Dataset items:
## Begin

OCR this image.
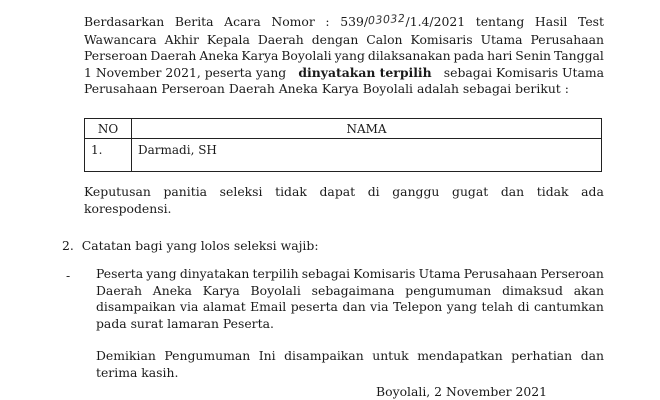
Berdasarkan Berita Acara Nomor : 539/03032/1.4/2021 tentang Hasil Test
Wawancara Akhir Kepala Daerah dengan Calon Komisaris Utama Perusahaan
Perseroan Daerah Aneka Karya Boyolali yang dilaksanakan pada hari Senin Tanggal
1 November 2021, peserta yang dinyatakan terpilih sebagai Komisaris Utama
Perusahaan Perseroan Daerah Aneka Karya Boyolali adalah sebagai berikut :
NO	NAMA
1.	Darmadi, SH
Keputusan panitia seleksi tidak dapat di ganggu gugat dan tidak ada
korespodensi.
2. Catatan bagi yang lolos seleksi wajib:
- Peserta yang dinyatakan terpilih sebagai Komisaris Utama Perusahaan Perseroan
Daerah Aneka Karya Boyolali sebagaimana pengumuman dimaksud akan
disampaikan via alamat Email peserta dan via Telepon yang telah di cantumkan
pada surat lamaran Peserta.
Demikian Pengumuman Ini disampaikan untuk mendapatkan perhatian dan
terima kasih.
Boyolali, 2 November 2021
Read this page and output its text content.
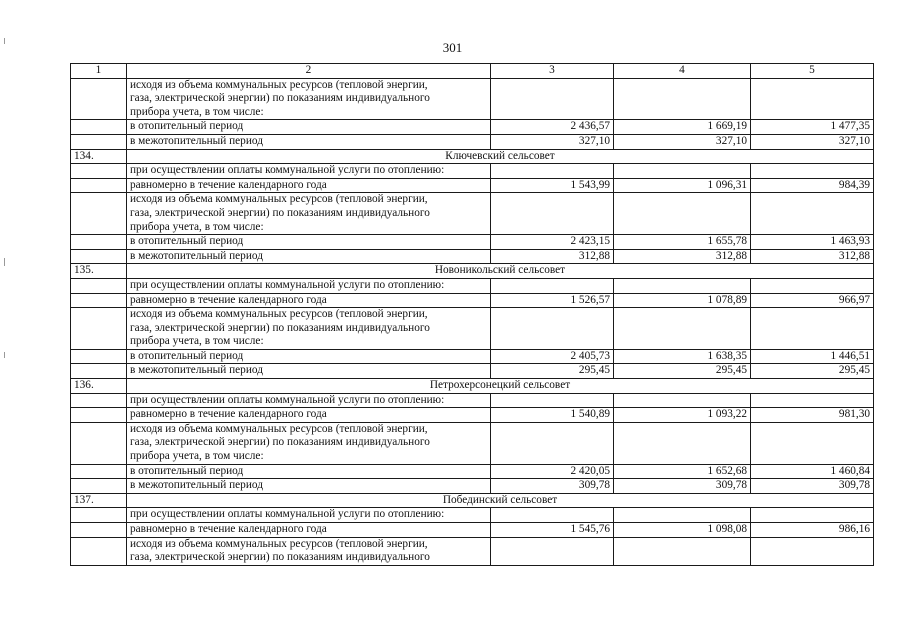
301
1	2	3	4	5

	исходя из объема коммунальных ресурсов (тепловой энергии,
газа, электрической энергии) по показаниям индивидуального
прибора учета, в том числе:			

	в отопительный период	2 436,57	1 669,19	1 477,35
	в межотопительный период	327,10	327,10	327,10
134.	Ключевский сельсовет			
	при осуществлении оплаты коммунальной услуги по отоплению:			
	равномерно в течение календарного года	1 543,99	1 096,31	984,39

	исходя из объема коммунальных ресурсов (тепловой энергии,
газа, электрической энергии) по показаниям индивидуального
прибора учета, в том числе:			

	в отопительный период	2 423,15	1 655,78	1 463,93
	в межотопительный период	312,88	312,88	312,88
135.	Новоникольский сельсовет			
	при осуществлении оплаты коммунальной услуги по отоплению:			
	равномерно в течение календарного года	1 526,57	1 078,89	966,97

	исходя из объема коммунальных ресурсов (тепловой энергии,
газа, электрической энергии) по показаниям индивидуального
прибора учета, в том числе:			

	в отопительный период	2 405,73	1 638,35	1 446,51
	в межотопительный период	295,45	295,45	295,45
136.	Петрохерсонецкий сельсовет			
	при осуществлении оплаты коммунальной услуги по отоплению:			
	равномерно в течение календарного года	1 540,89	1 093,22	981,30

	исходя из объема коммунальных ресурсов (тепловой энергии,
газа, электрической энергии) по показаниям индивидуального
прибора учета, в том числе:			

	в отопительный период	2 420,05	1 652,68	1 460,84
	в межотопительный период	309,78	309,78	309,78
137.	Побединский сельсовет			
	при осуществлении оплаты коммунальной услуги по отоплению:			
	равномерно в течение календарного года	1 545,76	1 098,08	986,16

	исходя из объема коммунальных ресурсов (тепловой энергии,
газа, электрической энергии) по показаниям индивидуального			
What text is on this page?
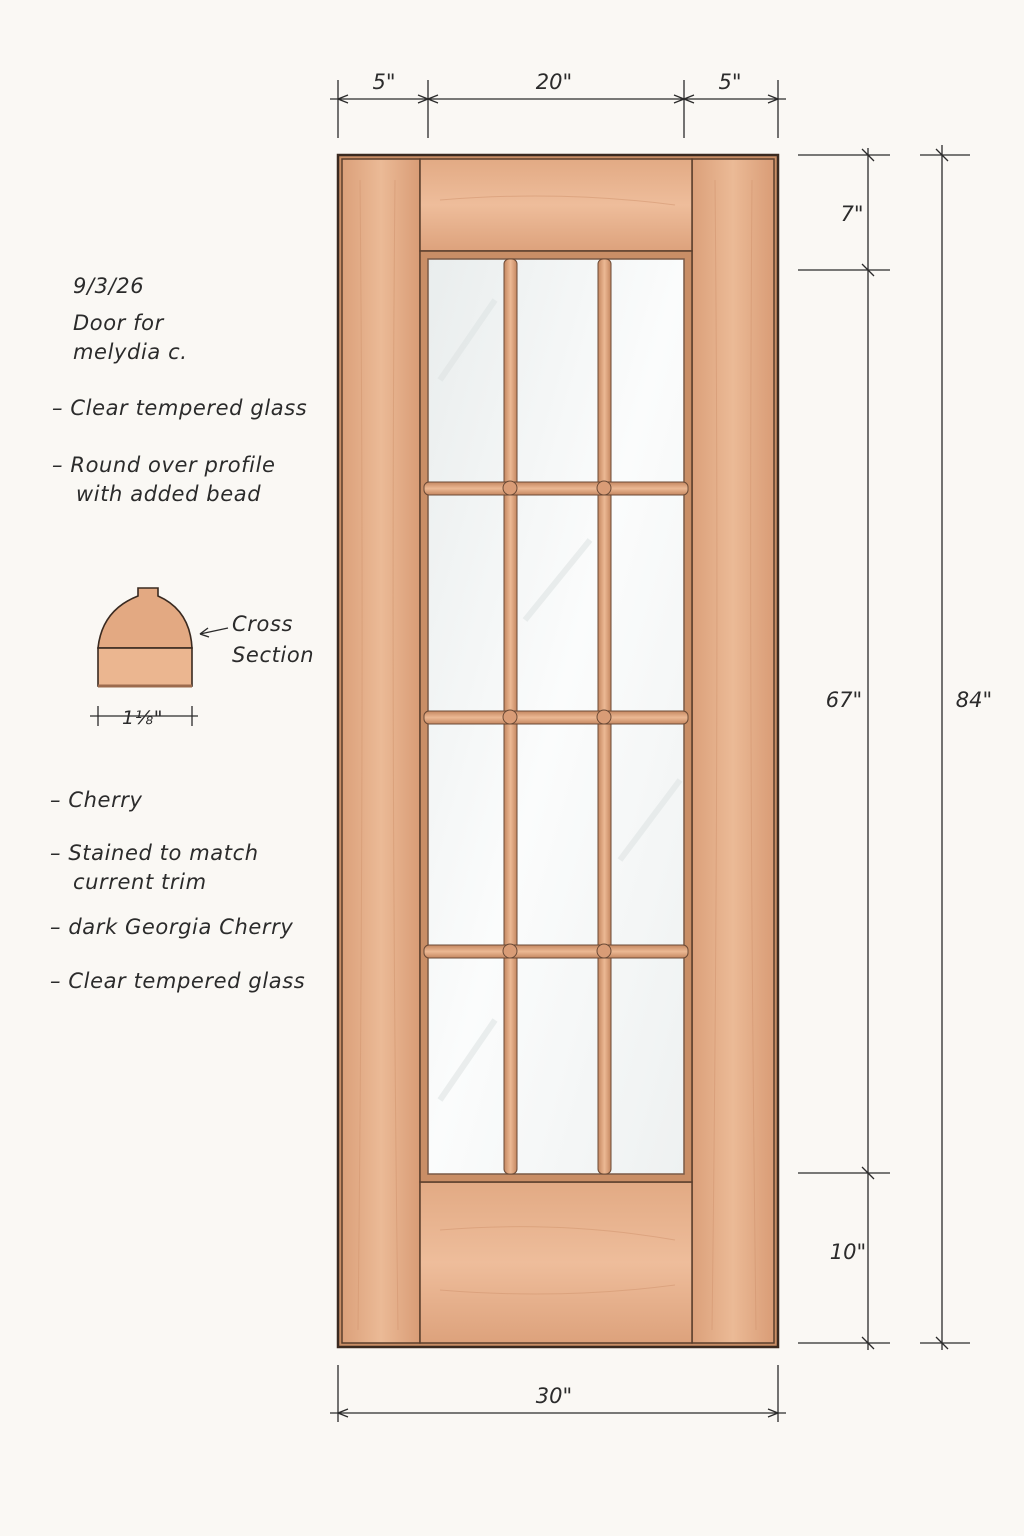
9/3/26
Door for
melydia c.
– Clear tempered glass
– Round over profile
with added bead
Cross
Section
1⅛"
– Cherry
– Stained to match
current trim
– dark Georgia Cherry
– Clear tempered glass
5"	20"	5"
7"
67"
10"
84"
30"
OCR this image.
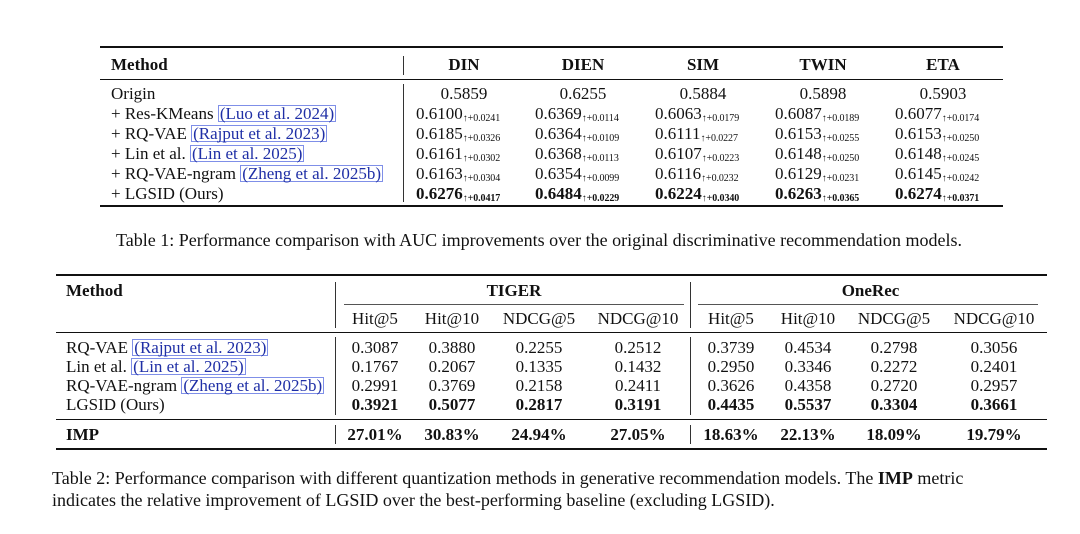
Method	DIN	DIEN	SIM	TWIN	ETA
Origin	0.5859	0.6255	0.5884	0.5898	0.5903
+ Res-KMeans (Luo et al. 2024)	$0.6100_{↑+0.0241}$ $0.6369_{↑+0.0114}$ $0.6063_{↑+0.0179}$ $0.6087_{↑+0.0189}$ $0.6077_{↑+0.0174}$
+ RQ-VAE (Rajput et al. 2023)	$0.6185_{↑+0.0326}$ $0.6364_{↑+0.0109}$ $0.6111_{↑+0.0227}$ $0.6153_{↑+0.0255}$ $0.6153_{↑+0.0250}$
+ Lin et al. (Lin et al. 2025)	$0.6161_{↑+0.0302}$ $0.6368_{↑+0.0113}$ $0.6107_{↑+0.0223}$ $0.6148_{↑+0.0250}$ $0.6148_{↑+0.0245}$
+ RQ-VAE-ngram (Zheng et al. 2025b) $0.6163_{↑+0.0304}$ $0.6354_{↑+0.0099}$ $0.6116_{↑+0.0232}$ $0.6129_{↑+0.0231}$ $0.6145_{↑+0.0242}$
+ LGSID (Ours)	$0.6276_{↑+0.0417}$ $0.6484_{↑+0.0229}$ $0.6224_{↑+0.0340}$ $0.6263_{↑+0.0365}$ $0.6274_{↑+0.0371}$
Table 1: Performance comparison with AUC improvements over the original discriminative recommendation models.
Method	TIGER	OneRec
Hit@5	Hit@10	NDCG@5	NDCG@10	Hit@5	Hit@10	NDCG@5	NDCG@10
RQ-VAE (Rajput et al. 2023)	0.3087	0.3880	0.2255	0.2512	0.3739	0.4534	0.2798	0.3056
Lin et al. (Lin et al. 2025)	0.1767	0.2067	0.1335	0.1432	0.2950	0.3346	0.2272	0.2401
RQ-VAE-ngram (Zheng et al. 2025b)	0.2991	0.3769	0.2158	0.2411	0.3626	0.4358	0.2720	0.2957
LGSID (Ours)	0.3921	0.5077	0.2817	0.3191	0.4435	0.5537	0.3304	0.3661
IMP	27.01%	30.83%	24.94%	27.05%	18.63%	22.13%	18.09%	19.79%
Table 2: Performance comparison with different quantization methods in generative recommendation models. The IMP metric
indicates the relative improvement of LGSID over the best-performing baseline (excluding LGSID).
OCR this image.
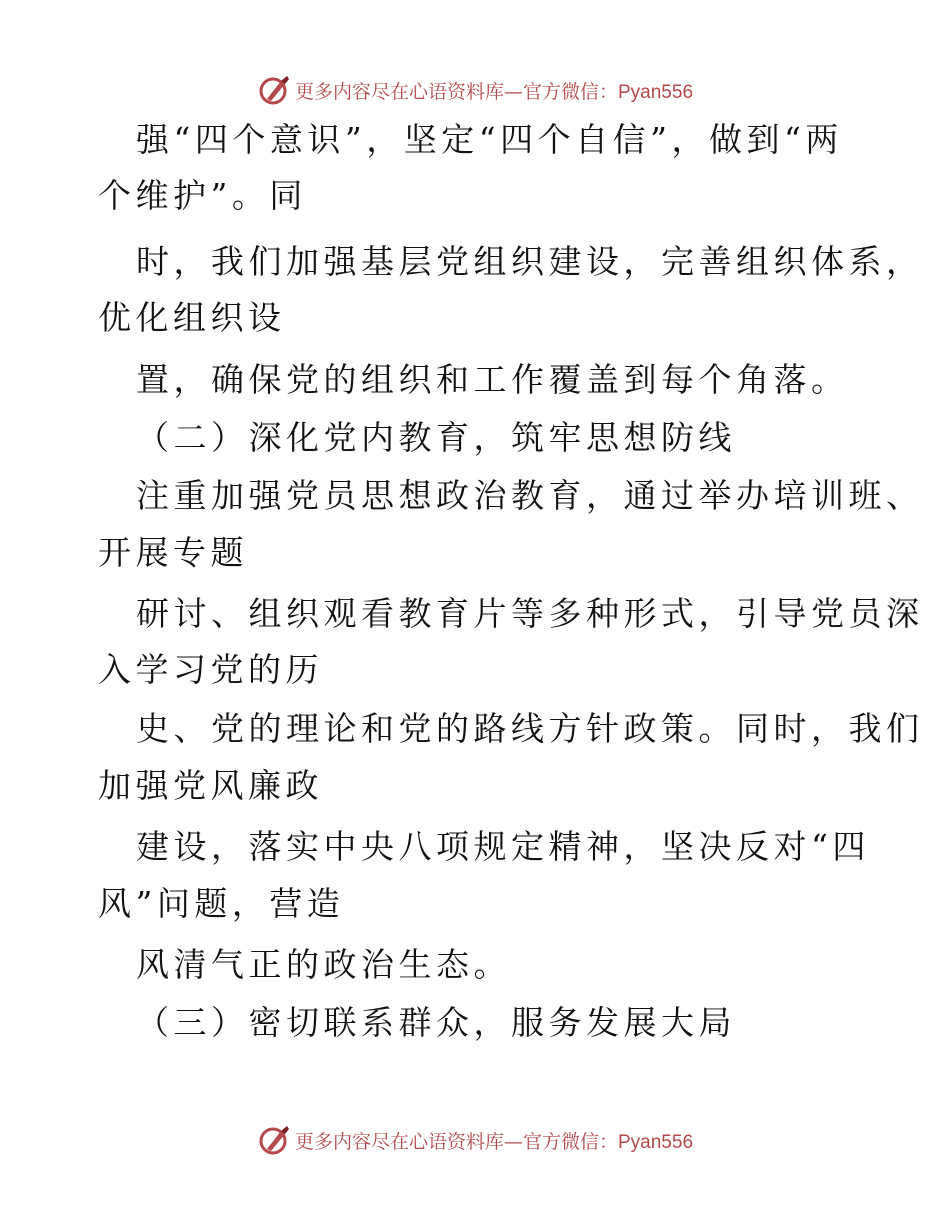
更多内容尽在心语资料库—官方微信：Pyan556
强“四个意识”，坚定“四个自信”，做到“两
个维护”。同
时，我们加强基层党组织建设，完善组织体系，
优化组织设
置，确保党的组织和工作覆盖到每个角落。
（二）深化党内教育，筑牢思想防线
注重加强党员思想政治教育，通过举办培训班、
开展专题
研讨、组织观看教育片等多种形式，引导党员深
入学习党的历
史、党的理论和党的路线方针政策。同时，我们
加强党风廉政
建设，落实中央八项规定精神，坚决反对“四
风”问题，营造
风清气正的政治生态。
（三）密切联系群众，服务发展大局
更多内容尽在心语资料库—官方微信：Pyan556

## End

- [WHAT TO PRODUCE]: Give the number of lines where the string "Performance" occurs, without any further text.

- [THE REPLY]: 2